Parafrasando la celebre frase del Vangelo, le prossime
righe potrebbero essere sintetizzate nella frase “Date a Matteo quel che è di
Matteo…”, perché insieme al neo Presidente della Repubblica Sergio Mattarella c’è
un altro personaggio al centro della scena in queste ore a cui bisogna dare
onore al merito: il Presidente del Consiglio e Segretario del PD Matteo Renzi.
Non so se fosse tutto già stabilito e concordato mesi
fa ma, scartando questa ipotesi, è innegabile che l’atmosfera fino a una
settimana fa fosse davvero pesante. Parte del gruppo parlamentare del PD al
Senato non aveva votato la riforma della legge elettorale, che era stata votata
invece da una delle opposizioni al Governo Renzi, ossia Forza Italia. Questo
fatto poneva interrogativi importanti su quale fosse l’effettiva maggioranza e
soprattutto sulla tenuta dell’intero Partito Democratico. Ricordo che una delle
frasi più ricorrenti negli ultimi giorni all’interno dei circoli e degli
organismi dirigenti del PD, ad ogni livello, era “con l’elezione del Presidente
della Repubblica, Renzi si gioca molto se non tutto; è il momento in cui
verificare se è un politico abile, se riesce a tenere insieme il PD, se tiene
all’unità di questo partito.” Perché la sensazione forte, a volte esplicitata e
altre volte no, era che se fosse stato eletto un Presidente con la maggioranza
del “patto del Nazareno” e senza buona parte dei voti del PD, sarebbe stata la
fine di questo partito come lo conosciamo dal 2008 ad oggi. Io in primis,
confesso, ho sbagliato il pronostico. Mi aspettavo l’elezione di una figura
come Chiamparino, Fassino, se non addirittura Amato, ma in ogni caso di
qualcuno eletto con i voti anche di Forza Italia. Non perché me lo augurassi,
sia ben chiaro, ma perché non pensavo ci fossero alternative “sicure”.
Oggi, col senno di poi, devo dire che quella di Matteo
Renzi è stata un’operazione politica straordinaria. Per chi si intende di
poker, si potrebbe dire che Renzi ha rilanciato “al buio” e come sempre succede
in questi casi si rischia tantissimo, ma spesso si vince anche molto di più.

» Dati forniti
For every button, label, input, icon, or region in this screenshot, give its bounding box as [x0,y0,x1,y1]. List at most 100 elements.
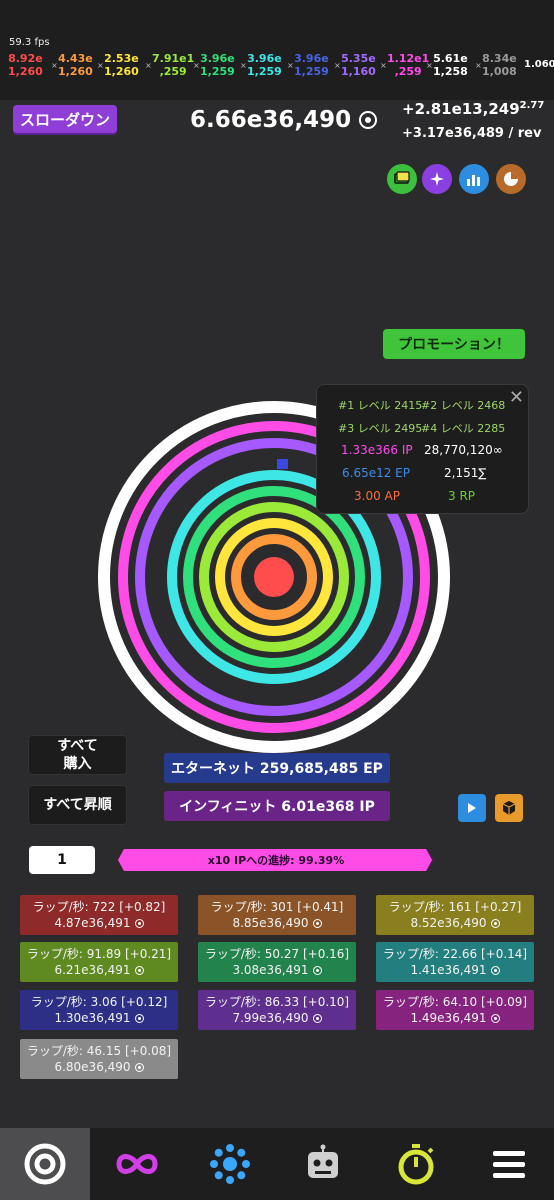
play-icon[interactable] [458,794,486,822]
multiplier-top: 3.96e [294,52,329,65]
buy-all-line2: 購入 [63,756,92,772]
main-currency-value: 6.66e36,490 [190,107,352,133]
generator-cost: 6.21e36,491 [20,963,178,977]
multiplier-bottom: 1,259 [200,65,235,78]
multiplier-separator: × [193,61,200,70]
generator-card-7[interactable]: ラップ/秒: 3.06 [+0.12] 1.30e36,491 [20,990,178,1030]
top-bar: 59.3 fps 8.92e 1,260 4.43e 1,260 2.53e 1,260 7… [0,0,554,100]
generator-cost: 8.85e36,490 [198,916,356,930]
generator-rate: ラップ/秒: 91.89 [+0.21] [26,947,172,961]
generator-card-8[interactable]: ラップ/秒: 86.33 [+0.10] 7.99e36,490 [198,990,356,1030]
level-4: #4 レベル 2285 [421,422,506,435]
nav-automation-tab[interactable] [278,1128,368,1200]
generator-cost-value: 1.30e36,491 [54,1011,131,1025]
ring-currency-icon [312,966,322,975]
fps-counter: 59.3 fps [9,37,50,48]
multiplier-top: 8.34e [482,52,517,65]
infinity-count: 28,770,120∞ [424,443,503,457]
nav-eternity-tab[interactable] [185,1128,275,1200]
multiplier-separator: × [287,61,294,70]
generator-cost: 6.80e36,490 [20,1060,178,1074]
level-info-popup: ✕ #1 レベル 2415 #2 レベル 2468 #3 レベル 2495 #4… [316,384,529,514]
rate-per-second-value: +2.81e13,249 [402,100,520,118]
multiplier-8: 5.35e 1,160 [341,52,376,78]
progress-label: x10 IPへの進捗: 99.39% [207,854,345,867]
nav-infinity-tab[interactable] [92,1128,182,1200]
generator-card-2[interactable]: ラップ/秒: 301 [+0.41] 8.85e36,490 [198,895,356,935]
multiplier-separator: × [240,61,247,70]
generator-card-4[interactable]: ラップ/秒: 91.89 [+0.21] 6.21e36,491 [20,942,178,982]
generator-rate: ラップ/秒: 64.10 [+0.09] [382,995,528,1009]
multiplier-top: 7.91e1 [152,52,195,65]
generator-cost: 4.87e36,491 [20,916,178,930]
generator-cost: 7.99e36,490 [198,1011,356,1025]
rate-exponent: 2.77 [519,100,545,111]
layers-icon[interactable] [387,164,417,194]
generator-rate: ラップ/秒: 46.15 [+0.08] [26,1044,172,1058]
generator-card-1[interactable]: ラップ/秒: 722 [+0.82] 4.87e36,491 [20,895,178,935]
generator-cost: 8.52e36,490 [376,916,534,930]
menu-icon [493,1151,525,1178]
multiplier-10: 5.61e 1,258 [433,52,468,78]
close-icon[interactable]: ✕ [509,387,524,408]
multiplier-top: 4.43e [58,52,93,65]
generator-card-3[interactable]: ラップ/秒: 161 [+0.27] 8.52e36,490 [376,895,534,935]
rate-per-rev: +3.17e36,489 / rev [402,126,542,141]
robot-icon [308,1144,338,1178]
eternet-button[interactable]: エターネット 259,685,485 EP [164,753,390,783]
generator-card-10[interactable]: ラップ/秒: 46.15 [+0.08] 6.80e36,490 [20,1039,178,1079]
multiplier-bottom: 1,260 [104,65,139,78]
multiplier-separator: × [475,61,482,70]
generator-cost-value: 4.87e36,491 [54,916,131,930]
buy-all-button[interactable]: すべて 購入 [28,735,127,775]
multiplier-2: 4.43e 1,260 [58,52,93,78]
ring-currency-icon [134,1063,144,1072]
infinity-button[interactable]: インフィニット 6.01e368 IP [164,791,390,821]
nav-rings-tab[interactable] [0,1128,90,1200]
stats-chart-icon[interactable] [459,164,489,194]
multiplier-bottom: ,259 [159,65,187,78]
multiplier-row: 8.92e 1,260 4.43e 1,260 2.53e 1,260 7.91e1,259… [6,52,554,82]
ring-core-red [254,557,294,597]
generator-card-5[interactable]: ラップ/秒: 50.27 [+0.16] 3.08e36,491 [198,942,356,982]
ap-amount: 3.00 AP [354,489,400,503]
nav-challenges-tab[interactable] [371,1128,461,1200]
ring-currency-icon [134,919,144,928]
sparkle-icon[interactable] [422,164,452,194]
quantity-input[interactable]: 1 [29,846,95,874]
multiplier-6: 3.96e 1,259 [247,52,282,78]
multiplier-total: 1.060 [524,59,554,70]
generator-rate: ラップ/秒: 301 [+0.41] [210,900,344,914]
ring-currency-icon [312,919,322,928]
multiplier-1: 8.92e 1,260 [8,52,43,78]
generator-cost-value: 6.21e36,491 [54,963,131,977]
ring-currency-icon [134,1014,144,1023]
multiplier-top: 5.35e [341,52,376,65]
cube-icon[interactable] [495,794,523,822]
generator-cost-value: 1.49e36,491 [410,1011,487,1025]
multiplier-top: 1.12e1 [387,52,430,65]
multiplier-bottom: ,259 [394,65,422,78]
multiplier-top: 3.96e [200,52,235,65]
multiplier-9: 1.12e1,259 [387,52,429,78]
generator-cost: 1.41e36,491 [376,963,534,977]
multiplier-separator: × [51,61,58,70]
generator-cost-value: 1.41e36,491 [410,963,487,977]
generator-cost-value: 8.52e36,490 [410,916,487,930]
multiplier-top: 5.61e [433,52,468,65]
generator-card-6[interactable]: ラップ/秒: 22.66 [+0.14] 1.41e36,491 [376,942,534,982]
ring-currency-icon [312,1014,322,1023]
multiplier-bottom: 1,259 [247,65,282,78]
sum-amount: 2,151∑ [444,466,487,480]
level-1: #1 レベル 2415 [338,399,423,412]
nav-menu-tab[interactable] [464,1128,554,1200]
generator-card-9[interactable]: ラップ/秒: 64.10 [+0.09] 1.49e36,491 [376,990,534,1030]
multiplier-separator: × [380,61,387,70]
multiplier-separator: × [97,61,104,70]
level-2: #2 レベル 2468 [421,399,506,412]
pie-chart-icon[interactable] [496,164,526,194]
stopwatch-icon [398,1144,434,1185]
slowdown-button[interactable]: スローダウン [13,105,117,133]
ascend-all-button[interactable]: すべて昇順 [28,785,127,825]
promotion-button[interactable]: プロモーション！ [383,329,525,359]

» Attività richieste
A. Duplica il passo dell'estratto su Renzi da "Parafrasando la celebre" fino a "PD Matteo Renzi." incluso.
B. Secondo l'estratto su Renzi, perché chi scrive prevedeva l'elezione di un Presidente votato anche da Forza Italia?
I dati non hanno alcun ruolo in questo lavoro.

» Soluzioni dell'esercizio
A.
Parafrasando la celebre frase del Vangelo, le prossime
righe potrebbero essere sintetizzate nella frase “Date a Matteo quel che è di
Matteo…”, perché insieme al neo Presidente della Repubblica Sergio Mattarella c’è
un altro personaggio al centro della scena in queste ore a cui bisogna dare
onore al merito: il Presidente del Consiglio e Segretario del PD Matteo Renzi.

B. Chi scrive non si augurava quell'esito, ma non credeva che esistessero alternative "sicure". Per questo si aspettava una figura come Chiamparino, Fassino o addirittura Amato, eletta anche con i voti di Forza Italia.